>> begin EXTRACTED RECORDS
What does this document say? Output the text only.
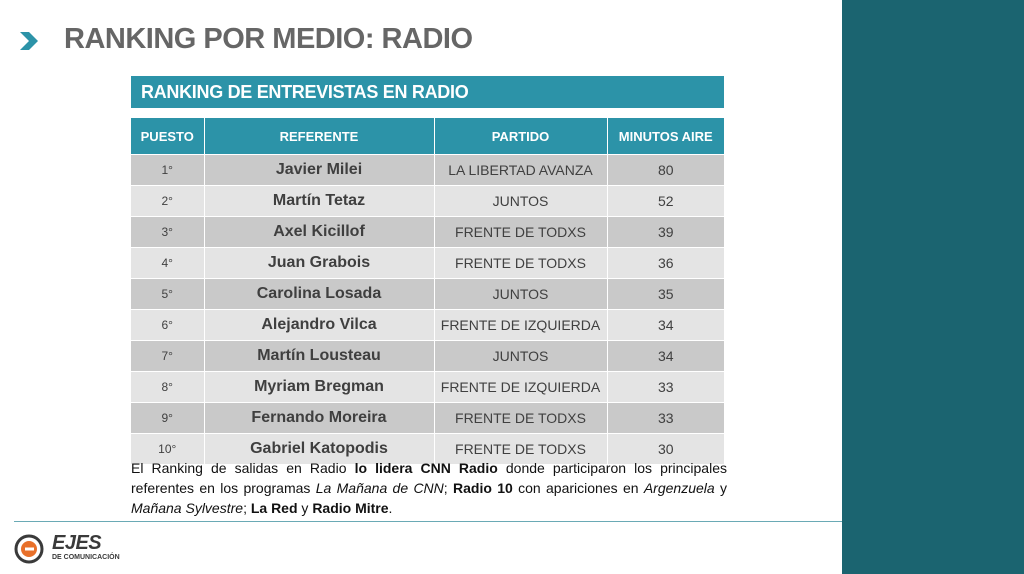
RANKING POR MEDIO: RADIO
RANKING DE ENTREVISTAS EN RADIO
PUESTO	REFERENTE	PARTIDO	MINUTOS AIRE
1°	Javier Milei	LA LIBERTAD AVANZA	80
2°	Martín Tetaz	JUNTOS	52
3°	Axel Kicillof	FRENTE DE TODXS	39
4°	Juan Grabois	FRENTE DE TODXS	36
5°	Carolina Losada	JUNTOS	35
6°	Alejandro Vilca	FRENTE DE IZQUIERDA	34
7°	Martín Lousteau	JUNTOS	34
8°	Myriam Bregman	FRENTE DE IZQUIERDA	33
9°	Fernando Moreira	FRENTE DE TODXS	33
10°	Gabriel Katopodis	FRENTE DE TODXS	30

El Ranking de salidas en Radio lo lidera CNN Radio donde participaron los principales referentes en los programas La Mañana de CNN; Radio 10 con apariciones en Argenzuela y Mañana Sylvestre; La Red y Radio Mitre.

EJES
DE COMUNICACIÓN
>> end EXTRACTED RECORDS
WHAT TO PRODUCE: Copy the records above exactly. The pictures are not part of the copy.

WRITTEN ANSWER:
What does this document say? Output the text only.
RANKING POR MEDIO: RADIO
RANKING DE ENTREVISTAS EN RADIO
PUESTO	REFERENTE	PARTIDO	MINUTOS AIRE
1°	Javier Milei	LA LIBERTAD AVANZA	80
2°	Martín Tetaz	JUNTOS	52
3°	Axel Kicillof	FRENTE DE TODXS	39
4°	Juan Grabois	FRENTE DE TODXS	36
5°	Carolina Losada	JUNTOS	35
6°	Alejandro Vilca	FRENTE DE IZQUIERDA	34
7°	Martín Lousteau	JUNTOS	34
8°	Myriam Bregman	FRENTE DE IZQUIERDA	33
9°	Fernando Moreira	FRENTE DE TODXS	33
10°	Gabriel Katopodis	FRENTE DE TODXS	30

El Ranking de salidas en Radio lo lidera CNN Radio donde participaron los principales referentes en los programas La Mañana de CNN; Radio 10 con apariciones en Argenzuela y Mañana Sylvestre; La Red y Radio Mitre.

EJES
DE COMUNICACIÓN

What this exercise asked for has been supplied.